━━ STORED DATA

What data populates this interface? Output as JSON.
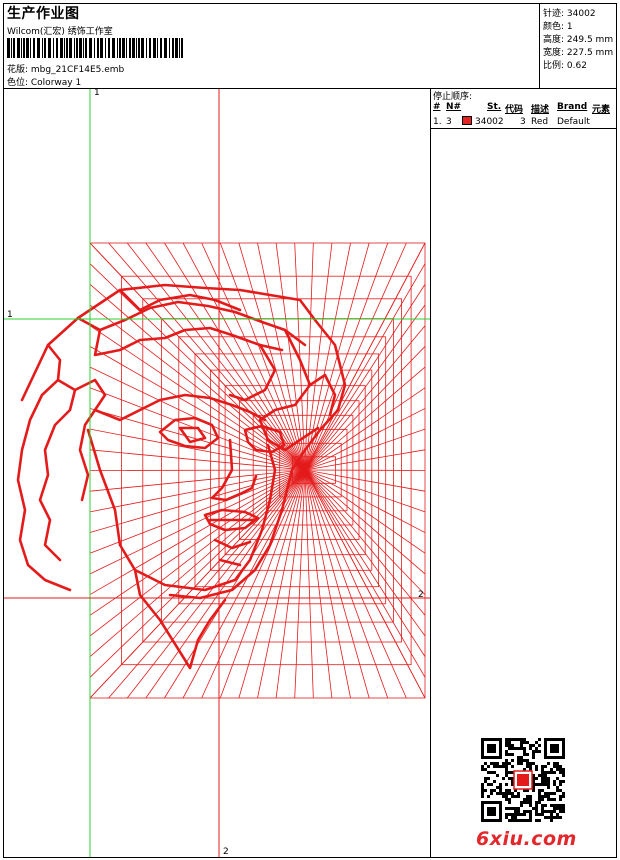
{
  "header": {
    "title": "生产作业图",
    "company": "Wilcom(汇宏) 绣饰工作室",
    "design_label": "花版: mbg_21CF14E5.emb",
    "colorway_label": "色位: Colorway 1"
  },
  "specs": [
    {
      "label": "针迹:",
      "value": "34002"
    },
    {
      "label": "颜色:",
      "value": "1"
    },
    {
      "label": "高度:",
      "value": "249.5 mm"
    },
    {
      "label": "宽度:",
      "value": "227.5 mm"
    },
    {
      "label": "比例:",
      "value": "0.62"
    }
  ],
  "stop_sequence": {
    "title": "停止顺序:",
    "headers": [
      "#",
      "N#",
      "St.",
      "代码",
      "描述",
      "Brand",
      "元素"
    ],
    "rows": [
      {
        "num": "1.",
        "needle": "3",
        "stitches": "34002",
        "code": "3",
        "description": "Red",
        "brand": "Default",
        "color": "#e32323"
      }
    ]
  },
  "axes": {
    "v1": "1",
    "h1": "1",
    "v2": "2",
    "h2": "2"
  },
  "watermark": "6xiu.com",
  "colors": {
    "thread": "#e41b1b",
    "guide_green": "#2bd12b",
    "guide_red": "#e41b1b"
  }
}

━━━━

YOUR OBJECTIVE>
All of the material above is to be copied exactly, except for its images.

RESULT BELOW>
What data populates this interface? Output as JSON.
{
  "header": {
    "title": "生产作业图",
    "company": "Wilcom(汇宏) 绣饰工作室",
    "design_label": "花版: mbg_21CF14E5.emb",
    "colorway_label": "色位: Colorway 1"
  },
  "specs": [
    {
      "label": "针迹:",
      "value": "34002"
    },
    {
      "label": "颜色:",
      "value": "1"
    },
    {
      "label": "高度:",
      "value": "249.5 mm"
    },
    {
      "label": "宽度:",
      "value": "227.5 mm"
    },
    {
      "label": "比例:",
      "value": "0.62"
    }
  ],
  "stop_sequence": {
    "title": "停止顺序:",
    "headers": [
      "#",
      "N#",
      "St.",
      "代码",
      "描述",
      "Brand",
      "元素"
    ],
    "rows": [
      {
        "num": "1.",
        "needle": "3",
        "stitches": "34002",
        "code": "3",
        "description": "Red",
        "brand": "Default",
        "color": "#e32323"
      }
    ]
  },
  "axes": {
    "v1": "1",
    "h1": "1",
    "v2": "2",
    "h2": "2"
  },
  "watermark": "6xiu.com",
  "colors": {
    "thread": "#e41b1b",
    "guide_green": "#2bd12b",
    "guide_red": "#e41b1b"
  }
}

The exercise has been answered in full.